__RECORDS FOR THIS EXERCISE__.
Begin

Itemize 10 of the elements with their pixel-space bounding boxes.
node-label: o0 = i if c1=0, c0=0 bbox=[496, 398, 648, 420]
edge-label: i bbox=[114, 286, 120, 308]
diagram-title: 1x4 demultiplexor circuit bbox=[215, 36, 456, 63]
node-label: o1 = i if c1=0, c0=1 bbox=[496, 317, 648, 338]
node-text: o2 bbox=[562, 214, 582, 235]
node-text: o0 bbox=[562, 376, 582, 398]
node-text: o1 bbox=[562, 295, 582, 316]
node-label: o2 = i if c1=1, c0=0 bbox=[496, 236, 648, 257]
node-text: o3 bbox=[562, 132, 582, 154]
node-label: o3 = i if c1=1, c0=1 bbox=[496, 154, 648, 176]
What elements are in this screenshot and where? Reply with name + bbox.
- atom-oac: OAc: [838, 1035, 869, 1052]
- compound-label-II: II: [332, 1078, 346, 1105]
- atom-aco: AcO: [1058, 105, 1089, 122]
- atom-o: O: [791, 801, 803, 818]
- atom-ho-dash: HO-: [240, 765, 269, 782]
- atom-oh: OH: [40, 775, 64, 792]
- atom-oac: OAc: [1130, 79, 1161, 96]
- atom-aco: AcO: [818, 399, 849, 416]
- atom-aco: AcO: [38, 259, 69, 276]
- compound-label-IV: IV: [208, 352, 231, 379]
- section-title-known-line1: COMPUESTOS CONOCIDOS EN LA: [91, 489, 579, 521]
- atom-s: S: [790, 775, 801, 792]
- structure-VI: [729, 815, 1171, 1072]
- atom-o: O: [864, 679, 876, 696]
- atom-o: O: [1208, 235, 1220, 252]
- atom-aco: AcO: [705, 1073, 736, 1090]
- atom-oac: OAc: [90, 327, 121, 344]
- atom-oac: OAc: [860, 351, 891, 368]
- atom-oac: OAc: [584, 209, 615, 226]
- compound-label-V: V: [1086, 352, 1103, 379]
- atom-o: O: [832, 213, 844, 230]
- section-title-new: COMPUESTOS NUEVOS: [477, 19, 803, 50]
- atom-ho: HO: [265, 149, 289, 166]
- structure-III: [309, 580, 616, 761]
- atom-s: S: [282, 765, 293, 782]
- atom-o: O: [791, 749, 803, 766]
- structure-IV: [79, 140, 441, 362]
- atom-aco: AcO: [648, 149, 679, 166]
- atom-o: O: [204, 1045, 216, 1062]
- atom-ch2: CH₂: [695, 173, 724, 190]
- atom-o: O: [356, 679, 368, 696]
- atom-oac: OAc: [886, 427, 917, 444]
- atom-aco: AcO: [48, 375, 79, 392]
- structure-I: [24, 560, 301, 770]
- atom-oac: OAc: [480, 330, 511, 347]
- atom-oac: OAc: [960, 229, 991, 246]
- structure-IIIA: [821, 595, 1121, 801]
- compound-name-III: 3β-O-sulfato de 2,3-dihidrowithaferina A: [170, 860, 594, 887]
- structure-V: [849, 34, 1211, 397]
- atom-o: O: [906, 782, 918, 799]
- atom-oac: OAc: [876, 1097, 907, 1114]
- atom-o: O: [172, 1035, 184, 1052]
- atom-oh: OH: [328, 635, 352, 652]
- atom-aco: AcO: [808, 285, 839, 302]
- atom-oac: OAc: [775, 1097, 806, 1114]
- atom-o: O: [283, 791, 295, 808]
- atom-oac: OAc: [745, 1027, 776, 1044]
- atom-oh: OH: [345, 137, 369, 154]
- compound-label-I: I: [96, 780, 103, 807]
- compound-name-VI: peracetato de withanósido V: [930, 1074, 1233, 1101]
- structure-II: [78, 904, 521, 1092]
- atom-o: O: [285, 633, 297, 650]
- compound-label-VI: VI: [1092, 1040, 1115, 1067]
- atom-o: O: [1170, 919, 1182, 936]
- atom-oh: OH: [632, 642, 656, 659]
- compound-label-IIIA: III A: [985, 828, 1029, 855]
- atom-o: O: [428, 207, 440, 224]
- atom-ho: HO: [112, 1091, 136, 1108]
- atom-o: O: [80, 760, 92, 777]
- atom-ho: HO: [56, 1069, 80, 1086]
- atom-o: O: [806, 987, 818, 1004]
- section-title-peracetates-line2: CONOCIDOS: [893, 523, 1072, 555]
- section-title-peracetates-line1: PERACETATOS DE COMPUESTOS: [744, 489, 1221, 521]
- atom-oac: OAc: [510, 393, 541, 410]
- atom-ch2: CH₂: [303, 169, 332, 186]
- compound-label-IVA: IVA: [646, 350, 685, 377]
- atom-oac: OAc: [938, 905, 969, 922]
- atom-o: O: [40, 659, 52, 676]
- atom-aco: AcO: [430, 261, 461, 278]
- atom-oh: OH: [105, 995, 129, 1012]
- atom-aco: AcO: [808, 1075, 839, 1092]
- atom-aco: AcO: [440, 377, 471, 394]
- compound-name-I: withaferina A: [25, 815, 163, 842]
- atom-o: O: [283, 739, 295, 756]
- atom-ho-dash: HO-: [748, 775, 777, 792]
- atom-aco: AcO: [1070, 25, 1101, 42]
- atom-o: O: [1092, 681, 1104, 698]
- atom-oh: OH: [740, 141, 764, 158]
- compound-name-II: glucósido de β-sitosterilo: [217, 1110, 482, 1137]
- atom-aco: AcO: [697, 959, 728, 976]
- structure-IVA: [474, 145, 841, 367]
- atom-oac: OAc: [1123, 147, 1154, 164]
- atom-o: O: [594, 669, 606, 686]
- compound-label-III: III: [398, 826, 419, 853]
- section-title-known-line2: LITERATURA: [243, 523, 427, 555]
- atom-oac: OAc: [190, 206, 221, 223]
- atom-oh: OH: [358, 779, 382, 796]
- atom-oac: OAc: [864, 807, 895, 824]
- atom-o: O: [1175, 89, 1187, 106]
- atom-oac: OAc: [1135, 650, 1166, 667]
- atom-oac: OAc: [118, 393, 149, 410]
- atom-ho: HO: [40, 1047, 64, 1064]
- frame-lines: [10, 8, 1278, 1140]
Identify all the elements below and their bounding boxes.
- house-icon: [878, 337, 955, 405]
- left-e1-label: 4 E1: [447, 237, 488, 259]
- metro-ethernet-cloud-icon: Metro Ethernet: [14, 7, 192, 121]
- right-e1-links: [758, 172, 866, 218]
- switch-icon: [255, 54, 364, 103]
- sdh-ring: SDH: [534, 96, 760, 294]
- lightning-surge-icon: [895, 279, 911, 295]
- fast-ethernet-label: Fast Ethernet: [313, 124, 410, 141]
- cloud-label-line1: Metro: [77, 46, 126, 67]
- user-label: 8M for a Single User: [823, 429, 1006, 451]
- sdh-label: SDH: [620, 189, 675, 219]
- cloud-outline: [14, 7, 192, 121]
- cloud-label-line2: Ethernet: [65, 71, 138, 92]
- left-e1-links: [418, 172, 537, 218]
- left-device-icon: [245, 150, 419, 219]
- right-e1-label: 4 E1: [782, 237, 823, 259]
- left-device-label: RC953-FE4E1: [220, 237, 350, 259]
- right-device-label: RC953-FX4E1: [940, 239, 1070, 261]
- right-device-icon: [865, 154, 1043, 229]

End

__PROBLEM DESCRIPTION__.
Reproduce the listing starting at its first line and ending at the line that contains "node-text: o0 bbox=[562, 376, 582, 398]", substituting "demultiplexer" for "demultiplexor" and leaving everything else unchanged.

__WORKED SOLUTION__.
Itemize 10 of the elements with their pixel-space bounding boxes.
node-label: o0 = i if c1=0, c0=0 bbox=[496, 398, 648, 420]
edge-label: i bbox=[114, 286, 120, 308]
diagram-title: 1x4 demultiplexer circuit bbox=[215, 36, 456, 63]
node-label: o1 = i if c1=0, c0=1 bbox=[496, 317, 648, 338]
node-text: o2 bbox=[562, 214, 582, 235]
node-text: o0 bbox=[562, 376, 582, 398]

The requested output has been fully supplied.